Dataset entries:
-- -- --

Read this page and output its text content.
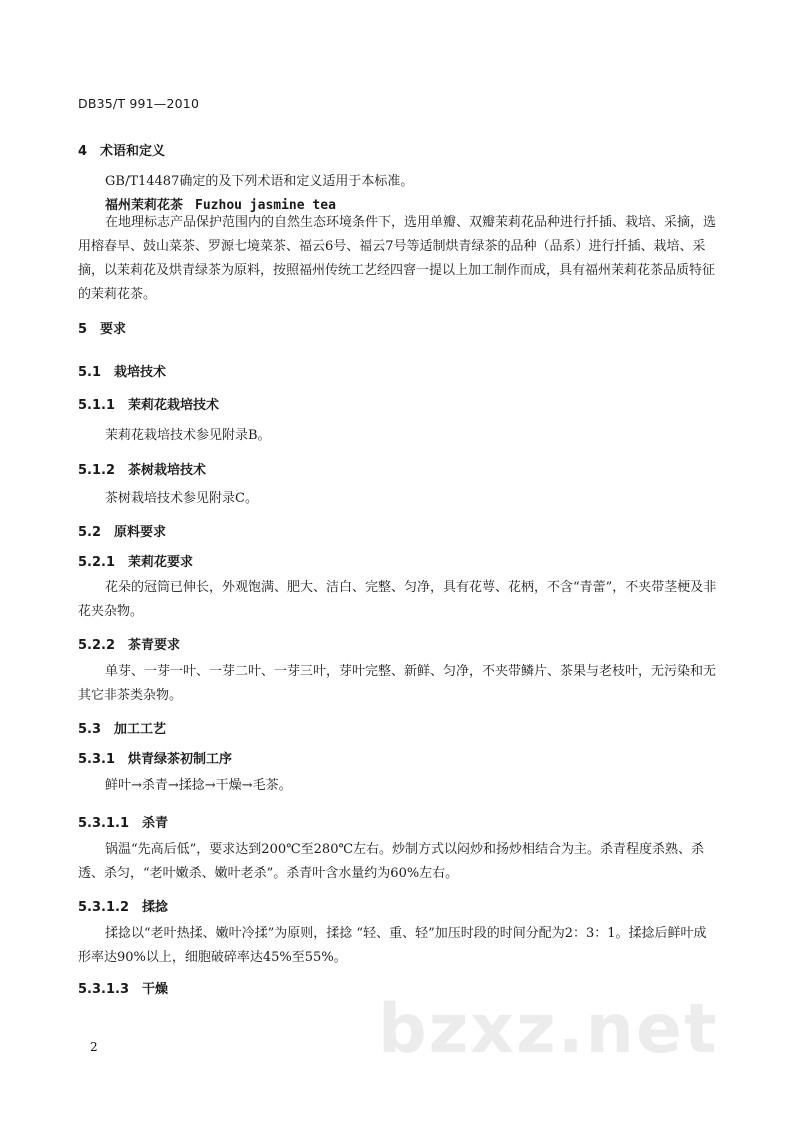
DB35/T 991—2010
4　术语和定义
GB/T14487确定的及下列术语和定义适用于本标准。
福州茉莉花茶 Fuzhou jasmine tea
在地理标志产品保护范围内的自然生态环境条件下，选用单瓣、双瓣茉莉花品种进行扦插、栽培、采摘，选用榕春早、鼓山菜茶、罗源七境菜茶、福云6号、福云7号等适制烘青绿茶的品种（品系）进行扦插、栽培、采摘，以茉莉花及烘青绿茶为原料，按照福州传统工艺经四窨一提以上加工制作而成，具有福州茉莉花茶品质特征的茉莉花茶。
5　要求
5.1　栽培技术
5.1.1　茉莉花栽培技术
茉莉花栽培技术参见附录B。
5.1.2　茶树栽培技术
茶树栽培技术参见附录C。
5.2　原料要求
5.2.1　茉莉花要求
花朵的冠筒已伸长，外观饱满、肥大、洁白、完整、匀净，具有花萼、花柄，不含“青蕾”，不夹带茎梗及非花夹杂物。
5.2.2　茶青要求
单芽、一芽一叶、一芽二叶、一芽三叶，芽叶完整、新鲜、匀净，不夹带鳞片、茶果与老枝叶，无污染和无其它非茶类杂物。
5.3　加工工艺
5.3.1　烘青绿茶初制工序
鲜叶→杀青→揉捻→干燥→毛茶。
5.3.1.1　杀青
锅温“先高后低”，要求达到200℃至280℃左右。炒制方式以闷炒和扬炒相结合为主。杀青程度杀熟、杀透、杀匀，“老叶嫩杀、嫩叶老杀”。杀青叶含水量约为60%左右。
5.3.1.2　揉捻
揉捻以“老叶热揉、嫩叶冷揉”为原则，揉捻 “轻、重、轻”加压时段的时间分配为2：3：1。揉捻后鲜叶成形率达90%以上，细胞破碎率达45%至55%。
5.3.1.3　干燥
bzxz.net
2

-- -- --

**WHAT IS REQUIRED:**
Exactly as written, return every line of the listing, but not the pictures.

**OUTPUT:**
Read this page and output its text content.
DB35/T 991—2010
4　术语和定义
GB/T14487确定的及下列术语和定义适用于本标准。
福州茉莉花茶 Fuzhou jasmine tea
在地理标志产品保护范围内的自然生态环境条件下，选用单瓣、双瓣茉莉花品种进行扦插、栽培、采摘，选用榕春早、鼓山菜茶、罗源七境菜茶、福云6号、福云7号等适制烘青绿茶的品种（品系）进行扦插、栽培、采摘，以茉莉花及烘青绿茶为原料，按照福州传统工艺经四窨一提以上加工制作而成，具有福州茉莉花茶品质特征的茉莉花茶。
5　要求
5.1　栽培技术
5.1.1　茉莉花栽培技术
茉莉花栽培技术参见附录B。
5.1.2　茶树栽培技术
茶树栽培技术参见附录C。
5.2　原料要求
5.2.1　茉莉花要求
花朵的冠筒已伸长，外观饱满、肥大、洁白、完整、匀净，具有花萼、花柄，不含“青蕾”，不夹带茎梗及非花夹杂物。
5.2.2　茶青要求
单芽、一芽一叶、一芽二叶、一芽三叶，芽叶完整、新鲜、匀净，不夹带鳞片、茶果与老枝叶，无污染和无其它非茶类杂物。
5.3　加工工艺
5.3.1　烘青绿茶初制工序
鲜叶→杀青→揉捻→干燥→毛茶。
5.3.1.1　杀青
锅温“先高后低”，要求达到200℃至280℃左右。炒制方式以闷炒和扬炒相结合为主。杀青程度杀熟、杀透、杀匀，“老叶嫩杀、嫩叶老杀”。杀青叶含水量约为60%左右。
5.3.1.2　揉捻
揉捻以“老叶热揉、嫩叶冷揉”为原则，揉捻 “轻、重、轻”加压时段的时间分配为2：3：1。揉捻后鲜叶成形率达90%以上，细胞破碎率达45%至55%。
5.3.1.3　干燥
bzxz.net
2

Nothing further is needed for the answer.